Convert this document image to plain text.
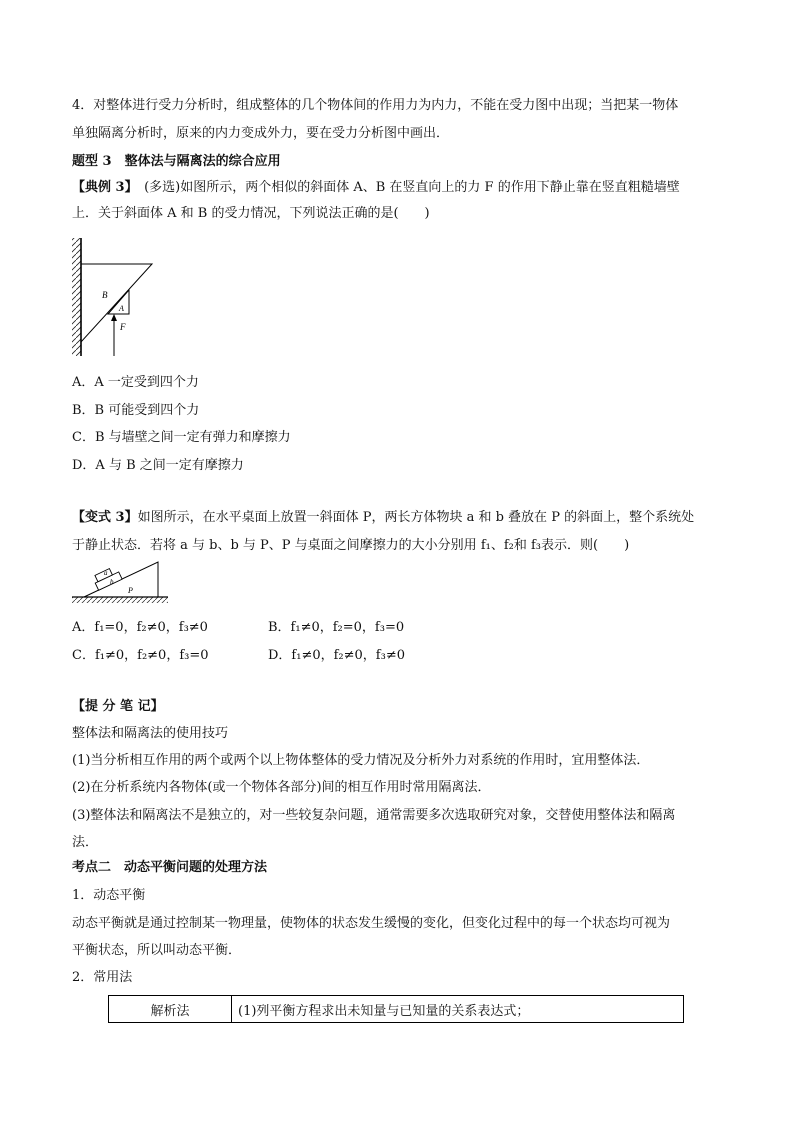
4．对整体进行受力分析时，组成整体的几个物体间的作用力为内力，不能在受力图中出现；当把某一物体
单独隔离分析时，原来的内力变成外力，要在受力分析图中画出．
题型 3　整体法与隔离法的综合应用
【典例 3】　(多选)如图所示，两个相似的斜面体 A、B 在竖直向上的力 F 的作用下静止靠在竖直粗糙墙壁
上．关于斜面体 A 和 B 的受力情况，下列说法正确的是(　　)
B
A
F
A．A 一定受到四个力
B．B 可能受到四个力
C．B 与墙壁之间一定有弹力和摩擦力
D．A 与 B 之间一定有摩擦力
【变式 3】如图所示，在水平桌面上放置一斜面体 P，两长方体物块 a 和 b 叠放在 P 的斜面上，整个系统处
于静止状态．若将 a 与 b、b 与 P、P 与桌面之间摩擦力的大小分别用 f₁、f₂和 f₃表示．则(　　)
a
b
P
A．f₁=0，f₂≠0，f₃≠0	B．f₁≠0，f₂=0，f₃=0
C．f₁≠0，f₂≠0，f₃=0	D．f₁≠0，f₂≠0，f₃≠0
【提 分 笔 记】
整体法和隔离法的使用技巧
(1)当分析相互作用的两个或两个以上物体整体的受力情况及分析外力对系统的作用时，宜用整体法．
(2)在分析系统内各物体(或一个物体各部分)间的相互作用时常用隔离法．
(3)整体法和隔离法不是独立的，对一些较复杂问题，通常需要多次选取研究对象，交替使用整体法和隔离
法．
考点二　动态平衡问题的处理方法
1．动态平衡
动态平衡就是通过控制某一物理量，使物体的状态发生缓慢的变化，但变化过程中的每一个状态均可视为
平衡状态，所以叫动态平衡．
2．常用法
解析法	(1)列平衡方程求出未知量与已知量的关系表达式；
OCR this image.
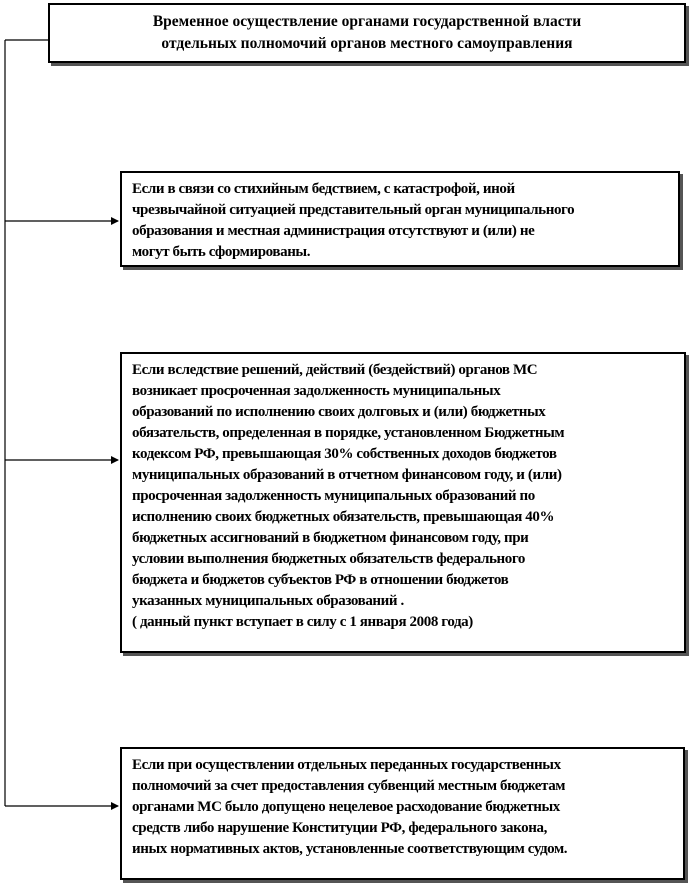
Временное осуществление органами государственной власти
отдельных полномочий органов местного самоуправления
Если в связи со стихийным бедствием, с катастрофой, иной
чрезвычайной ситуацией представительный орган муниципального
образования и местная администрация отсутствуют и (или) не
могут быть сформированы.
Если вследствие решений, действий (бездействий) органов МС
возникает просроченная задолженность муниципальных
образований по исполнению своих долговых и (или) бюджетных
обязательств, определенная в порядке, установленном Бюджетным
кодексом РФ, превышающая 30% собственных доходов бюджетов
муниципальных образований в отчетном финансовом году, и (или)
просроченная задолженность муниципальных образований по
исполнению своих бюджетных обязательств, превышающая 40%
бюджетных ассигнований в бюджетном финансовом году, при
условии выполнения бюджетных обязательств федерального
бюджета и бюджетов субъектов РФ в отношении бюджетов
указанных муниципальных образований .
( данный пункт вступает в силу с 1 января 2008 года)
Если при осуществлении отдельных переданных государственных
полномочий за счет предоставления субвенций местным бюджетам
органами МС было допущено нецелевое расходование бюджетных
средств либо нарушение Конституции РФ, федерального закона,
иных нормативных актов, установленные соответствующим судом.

▸ What you should do:
Lines containing the word "образований" are to be counted in the listing; state their number alone.

▸ Output:
4